* **Exercise aim**:
Quote the listing below in its entirety, omitting every image.

* **Record list**:

[Begin]

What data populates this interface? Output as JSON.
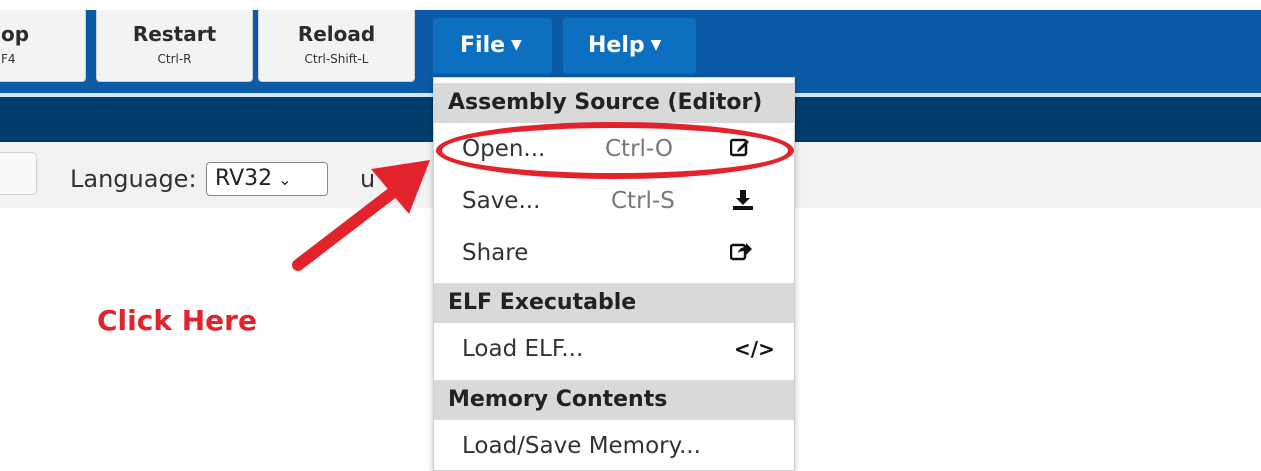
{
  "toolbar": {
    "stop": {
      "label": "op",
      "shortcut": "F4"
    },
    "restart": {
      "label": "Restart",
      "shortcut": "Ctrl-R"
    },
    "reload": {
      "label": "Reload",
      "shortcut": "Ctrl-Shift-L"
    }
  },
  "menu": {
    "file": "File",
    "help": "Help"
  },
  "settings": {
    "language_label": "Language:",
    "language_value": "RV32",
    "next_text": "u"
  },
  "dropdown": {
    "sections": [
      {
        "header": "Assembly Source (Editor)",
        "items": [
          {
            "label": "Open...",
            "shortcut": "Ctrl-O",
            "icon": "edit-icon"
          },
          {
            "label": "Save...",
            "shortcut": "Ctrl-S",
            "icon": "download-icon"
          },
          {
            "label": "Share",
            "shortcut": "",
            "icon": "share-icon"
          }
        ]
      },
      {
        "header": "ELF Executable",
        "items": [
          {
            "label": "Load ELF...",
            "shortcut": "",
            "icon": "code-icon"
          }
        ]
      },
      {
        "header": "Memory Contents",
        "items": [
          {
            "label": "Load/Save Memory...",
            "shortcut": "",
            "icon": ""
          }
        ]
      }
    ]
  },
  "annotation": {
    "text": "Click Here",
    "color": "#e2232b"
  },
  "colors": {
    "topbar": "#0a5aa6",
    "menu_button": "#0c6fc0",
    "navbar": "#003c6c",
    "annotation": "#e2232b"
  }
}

[End]

* **Answer to the task**:
What data populates this interface? Output as JSON.
{
  "toolbar": {
    "stop": {
      "label": "op",
      "shortcut": "F4"
    },
    "restart": {
      "label": "Restart",
      "shortcut": "Ctrl-R"
    },
    "reload": {
      "label": "Reload",
      "shortcut": "Ctrl-Shift-L"
    }
  },
  "menu": {
    "file": "File",
    "help": "Help"
  },
  "settings": {
    "language_label": "Language:",
    "language_value": "RV32",
    "next_text": "u"
  },
  "dropdown": {
    "sections": [
      {
        "header": "Assembly Source (Editor)",
        "items": [
          {
            "label": "Open...",
            "shortcut": "Ctrl-O",
            "icon": "edit-icon"
          },
          {
            "label": "Save...",
            "shortcut": "Ctrl-S",
            "icon": "download-icon"
          },
          {
            "label": "Share",
            "shortcut": "",
            "icon": "share-icon"
          }
        ]
      },
      {
        "header": "ELF Executable",
        "items": [
          {
            "label": "Load ELF...",
            "shortcut": "",
            "icon": "code-icon"
          }
        ]
      },
      {
        "header": "Memory Contents",
        "items": [
          {
            "label": "Load/Save Memory...",
            "shortcut": "",
            "icon": ""
          }
        ]
      }
    ]
  },
  "annotation": {
    "text": "Click Here",
    "color": "#e2232b"
  },
  "colors": {
    "topbar": "#0a5aa6",
    "menu_button": "#0c6fc0",
    "navbar": "#003c6c",
    "annotation": "#e2232b"
  }
}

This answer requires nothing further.